## START Records to use
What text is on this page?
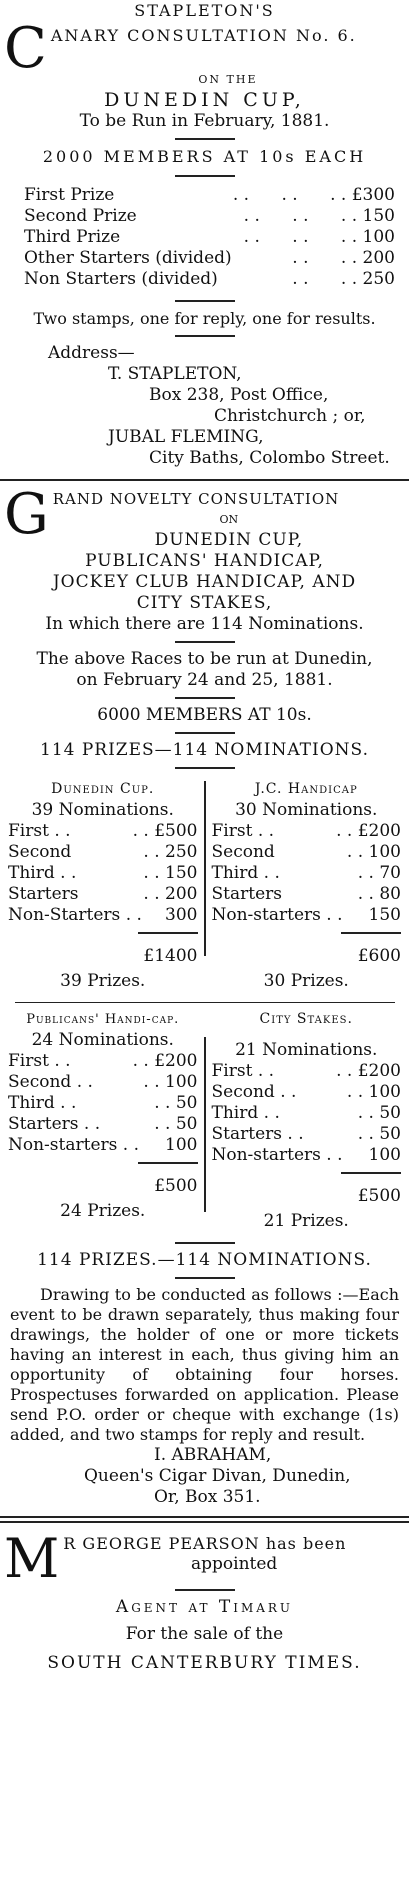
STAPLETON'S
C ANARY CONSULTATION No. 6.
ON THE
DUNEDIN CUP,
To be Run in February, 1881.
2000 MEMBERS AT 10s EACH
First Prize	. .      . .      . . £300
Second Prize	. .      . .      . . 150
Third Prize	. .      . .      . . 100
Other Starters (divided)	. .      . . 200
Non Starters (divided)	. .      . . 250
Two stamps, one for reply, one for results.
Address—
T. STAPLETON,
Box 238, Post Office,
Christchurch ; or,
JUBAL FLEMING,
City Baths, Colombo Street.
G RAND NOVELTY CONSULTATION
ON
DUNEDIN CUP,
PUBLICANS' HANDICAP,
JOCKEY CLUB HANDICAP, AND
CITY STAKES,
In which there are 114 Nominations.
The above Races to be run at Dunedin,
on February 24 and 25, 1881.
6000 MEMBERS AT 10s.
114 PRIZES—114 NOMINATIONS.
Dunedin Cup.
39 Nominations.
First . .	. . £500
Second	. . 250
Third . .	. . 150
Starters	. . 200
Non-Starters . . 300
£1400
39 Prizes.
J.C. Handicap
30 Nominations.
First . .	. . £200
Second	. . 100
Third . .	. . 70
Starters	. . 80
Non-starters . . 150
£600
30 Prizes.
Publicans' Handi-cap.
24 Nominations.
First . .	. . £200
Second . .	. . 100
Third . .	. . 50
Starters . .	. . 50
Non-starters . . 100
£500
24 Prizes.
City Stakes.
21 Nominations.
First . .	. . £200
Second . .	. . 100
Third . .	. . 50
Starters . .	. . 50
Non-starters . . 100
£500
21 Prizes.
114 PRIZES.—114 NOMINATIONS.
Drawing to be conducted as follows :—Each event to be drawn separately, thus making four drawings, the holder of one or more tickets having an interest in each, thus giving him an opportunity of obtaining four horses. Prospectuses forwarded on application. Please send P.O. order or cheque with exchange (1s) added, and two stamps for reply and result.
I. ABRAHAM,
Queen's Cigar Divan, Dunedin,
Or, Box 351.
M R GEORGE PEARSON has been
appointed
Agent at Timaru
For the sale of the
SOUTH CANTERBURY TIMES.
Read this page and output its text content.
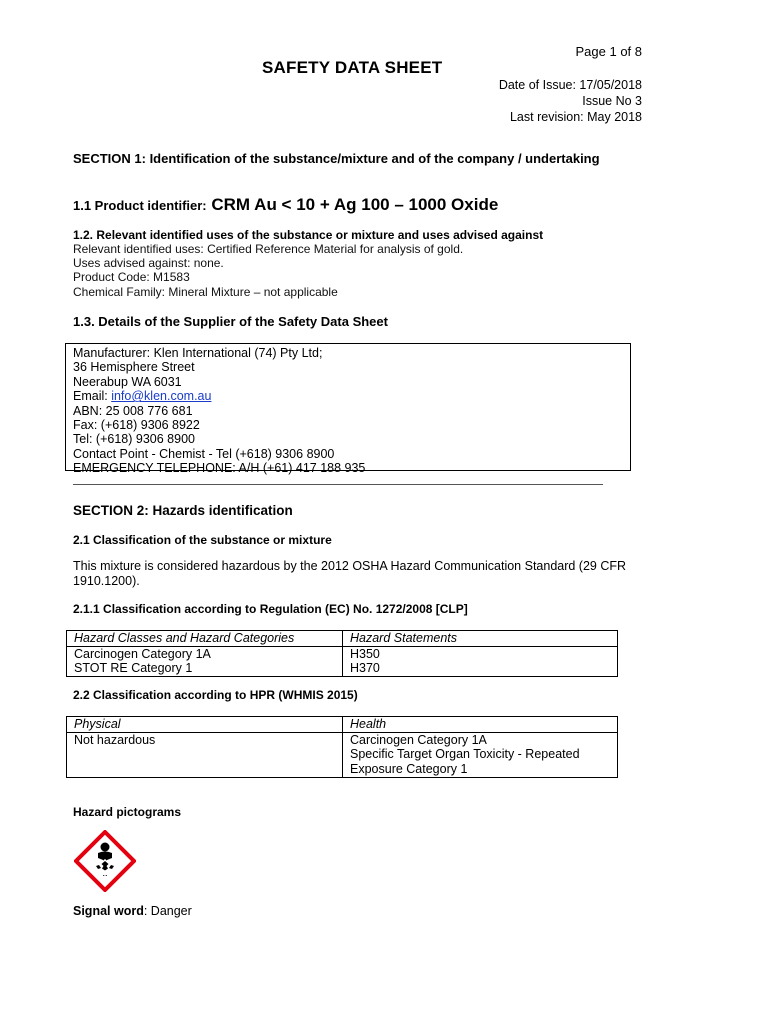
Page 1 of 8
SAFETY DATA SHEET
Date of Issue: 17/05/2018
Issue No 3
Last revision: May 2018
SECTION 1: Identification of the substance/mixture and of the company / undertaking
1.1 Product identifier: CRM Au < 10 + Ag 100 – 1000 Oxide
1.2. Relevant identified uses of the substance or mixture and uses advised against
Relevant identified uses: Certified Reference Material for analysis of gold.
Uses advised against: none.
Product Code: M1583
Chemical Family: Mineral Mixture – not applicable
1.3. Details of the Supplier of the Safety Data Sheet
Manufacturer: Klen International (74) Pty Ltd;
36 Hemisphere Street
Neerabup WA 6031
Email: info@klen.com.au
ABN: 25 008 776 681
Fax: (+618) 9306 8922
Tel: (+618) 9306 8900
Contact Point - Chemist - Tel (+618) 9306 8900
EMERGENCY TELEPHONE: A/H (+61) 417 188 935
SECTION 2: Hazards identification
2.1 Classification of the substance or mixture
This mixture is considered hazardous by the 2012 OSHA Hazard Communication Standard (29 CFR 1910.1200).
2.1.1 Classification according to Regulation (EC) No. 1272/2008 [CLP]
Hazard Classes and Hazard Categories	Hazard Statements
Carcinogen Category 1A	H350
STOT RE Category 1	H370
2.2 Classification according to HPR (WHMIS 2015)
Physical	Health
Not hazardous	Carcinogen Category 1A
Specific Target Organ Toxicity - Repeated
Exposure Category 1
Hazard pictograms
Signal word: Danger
## END Records to use
Exercise objective
From the material above, copy each line that includes the word "advised".

Task solution
1.2. Relevant identified uses of the substance or mixture and uses advised against
Uses advised against: none.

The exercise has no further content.